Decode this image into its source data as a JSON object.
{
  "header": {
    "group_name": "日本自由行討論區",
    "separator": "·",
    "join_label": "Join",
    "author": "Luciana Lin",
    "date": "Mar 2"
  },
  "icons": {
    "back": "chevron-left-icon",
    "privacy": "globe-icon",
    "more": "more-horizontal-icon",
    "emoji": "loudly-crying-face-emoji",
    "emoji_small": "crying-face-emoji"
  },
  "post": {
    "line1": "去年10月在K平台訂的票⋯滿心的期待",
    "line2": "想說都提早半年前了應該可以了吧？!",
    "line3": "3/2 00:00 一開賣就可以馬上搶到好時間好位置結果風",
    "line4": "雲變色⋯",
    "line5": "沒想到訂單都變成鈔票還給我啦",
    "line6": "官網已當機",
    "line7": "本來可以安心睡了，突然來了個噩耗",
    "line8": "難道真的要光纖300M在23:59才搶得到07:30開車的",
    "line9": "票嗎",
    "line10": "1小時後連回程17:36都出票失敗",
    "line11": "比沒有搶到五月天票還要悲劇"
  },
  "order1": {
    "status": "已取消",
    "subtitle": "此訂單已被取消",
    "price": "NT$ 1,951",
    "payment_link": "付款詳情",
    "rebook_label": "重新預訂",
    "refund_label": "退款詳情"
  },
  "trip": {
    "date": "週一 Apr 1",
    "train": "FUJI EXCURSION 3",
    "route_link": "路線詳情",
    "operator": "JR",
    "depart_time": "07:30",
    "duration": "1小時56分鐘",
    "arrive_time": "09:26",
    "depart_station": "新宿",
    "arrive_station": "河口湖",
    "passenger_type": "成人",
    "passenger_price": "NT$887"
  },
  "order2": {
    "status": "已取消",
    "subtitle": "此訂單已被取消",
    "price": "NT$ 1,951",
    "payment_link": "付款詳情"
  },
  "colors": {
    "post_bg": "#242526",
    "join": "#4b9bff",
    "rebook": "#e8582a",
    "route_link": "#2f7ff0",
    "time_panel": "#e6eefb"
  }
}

Given instruction: The records above need to be transcribed in full. Keep every character unchanged.

Task solution:
Decode this image into its source data as a JSON object.
{
  "header": {
    "group_name": "日本自由行討論區",
    "separator": "·",
    "join_label": "Join",
    "author": "Luciana Lin",
    "date": "Mar 2"
  },
  "icons": {
    "back": "chevron-left-icon",
    "privacy": "globe-icon",
    "more": "more-horizontal-icon",
    "emoji": "loudly-crying-face-emoji",
    "emoji_small": "crying-face-emoji"
  },
  "post": {
    "line1": "去年10月在K平台訂的票⋯滿心的期待",
    "line2": "想說都提早半年前了應該可以了吧？!",
    "line3": "3/2 00:00 一開賣就可以馬上搶到好時間好位置結果風",
    "line4": "雲變色⋯",
    "line5": "沒想到訂單都變成鈔票還給我啦",
    "line6": "官網已當機",
    "line7": "本來可以安心睡了，突然來了個噩耗",
    "line8": "難道真的要光纖300M在23:59才搶得到07:30開車的",
    "line9": "票嗎",
    "line10": "1小時後連回程17:36都出票失敗",
    "line11": "比沒有搶到五月天票還要悲劇"
  },
  "order1": {
    "status": "已取消",
    "subtitle": "此訂單已被取消",
    "price": "NT$ 1,951",
    "payment_link": "付款詳情",
    "rebook_label": "重新預訂",
    "refund_label": "退款詳情"
  },
  "trip": {
    "date": "週一 Apr 1",
    "train": "FUJI EXCURSION 3",
    "route_link": "路線詳情",
    "operator": "JR",
    "depart_time": "07:30",
    "duration": "1小時56分鐘",
    "arrive_time": "09:26",
    "depart_station": "新宿",
    "arrive_station": "河口湖",
    "passenger_type": "成人",
    "passenger_price": "NT$887"
  },
  "order2": {
    "status": "已取消",
    "subtitle": "此訂單已被取消",
    "price": "NT$ 1,951",
    "payment_link": "付款詳情"
  },
  "colors": {
    "post_bg": "#242526",
    "join": "#4b9bff",
    "rebook": "#e8582a",
    "route_link": "#2f7ff0",
    "time_panel": "#e6eefb"
  }
}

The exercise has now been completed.